— Start EXCERPTED RECORDS —
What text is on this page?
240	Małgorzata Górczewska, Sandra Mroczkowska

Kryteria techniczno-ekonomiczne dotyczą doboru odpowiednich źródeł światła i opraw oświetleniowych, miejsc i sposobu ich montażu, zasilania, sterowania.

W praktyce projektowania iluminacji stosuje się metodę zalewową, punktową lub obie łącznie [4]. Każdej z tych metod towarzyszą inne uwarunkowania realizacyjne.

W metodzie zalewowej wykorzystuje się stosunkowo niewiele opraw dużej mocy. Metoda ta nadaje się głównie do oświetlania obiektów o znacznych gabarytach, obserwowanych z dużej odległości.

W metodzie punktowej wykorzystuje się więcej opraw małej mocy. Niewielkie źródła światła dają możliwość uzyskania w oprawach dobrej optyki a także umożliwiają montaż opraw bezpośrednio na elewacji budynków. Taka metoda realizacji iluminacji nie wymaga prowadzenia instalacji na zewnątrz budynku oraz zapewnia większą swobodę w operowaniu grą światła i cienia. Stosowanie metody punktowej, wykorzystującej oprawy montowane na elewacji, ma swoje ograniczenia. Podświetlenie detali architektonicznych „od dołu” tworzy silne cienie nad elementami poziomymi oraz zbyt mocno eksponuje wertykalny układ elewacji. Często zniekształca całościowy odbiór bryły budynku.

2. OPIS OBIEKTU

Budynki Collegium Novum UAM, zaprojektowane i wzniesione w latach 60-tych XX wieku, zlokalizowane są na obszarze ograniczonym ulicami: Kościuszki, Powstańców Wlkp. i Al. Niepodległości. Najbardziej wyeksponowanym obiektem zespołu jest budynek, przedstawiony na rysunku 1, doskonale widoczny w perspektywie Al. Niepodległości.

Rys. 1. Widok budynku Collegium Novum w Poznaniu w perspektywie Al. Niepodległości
— End EXCERPTED RECORDS —
■ GOAL ■
Your task is to gather every line with the word "Niepodległości" and copy it.

■ SOLUTION FOR THIS EXERCISE ■
Budynki Collegium Novum UAM, zaprojektowane i wzniesione w latach 60-tych XX wieku, zlokalizowane są na obszarze ograniczonym ulicami: Kościuszki, Powstańców Wlkp. i Al. Niepodległości. Najbardziej wyeksponowanym obiektem zespołu jest budynek, przedstawiony na rysunku 1, doskonale widoczny w perspektywie Al. Niepodległości.
Rys. 1. Widok budynku Collegium Novum w Poznaniu w perspektywie Al. Niepodległości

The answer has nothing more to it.